## Written exercise
Return the records word for word. Any pictures in them are not part of the copy.

## Given information
☆ ☆ ☆ ☆ ☆ ☆ ☆
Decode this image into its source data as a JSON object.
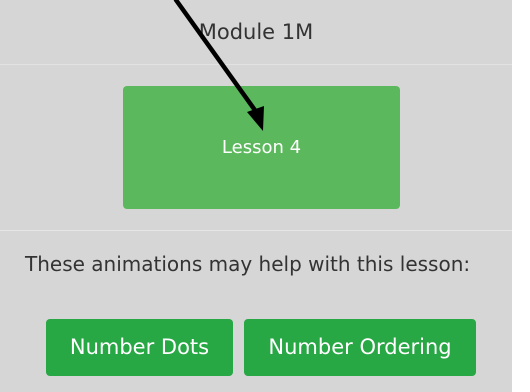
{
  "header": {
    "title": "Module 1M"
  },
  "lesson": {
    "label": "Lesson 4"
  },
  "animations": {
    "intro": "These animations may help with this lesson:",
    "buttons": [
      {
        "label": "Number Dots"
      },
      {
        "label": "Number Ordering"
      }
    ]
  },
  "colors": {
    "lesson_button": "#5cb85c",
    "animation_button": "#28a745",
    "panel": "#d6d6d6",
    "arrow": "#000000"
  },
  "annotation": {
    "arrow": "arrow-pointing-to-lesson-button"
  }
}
☆ ☆ ☆ ☆ ☆ ☆ ☆
## Correct output
Decode this image into its source data as a JSON object.
{
  "header": {
    "title": "Module 1M"
  },
  "lesson": {
    "label": "Lesson 4"
  },
  "animations": {
    "intro": "These animations may help with this lesson:",
    "buttons": [
      {
        "label": "Number Dots"
      },
      {
        "label": "Number Ordering"
      }
    ]
  },
  "colors": {
    "lesson_button": "#5cb85c",
    "animation_button": "#28a745",
    "panel": "#d6d6d6",
    "arrow": "#000000"
  },
  "annotation": {
    "arrow": "arrow-pointing-to-lesson-button"
  }
}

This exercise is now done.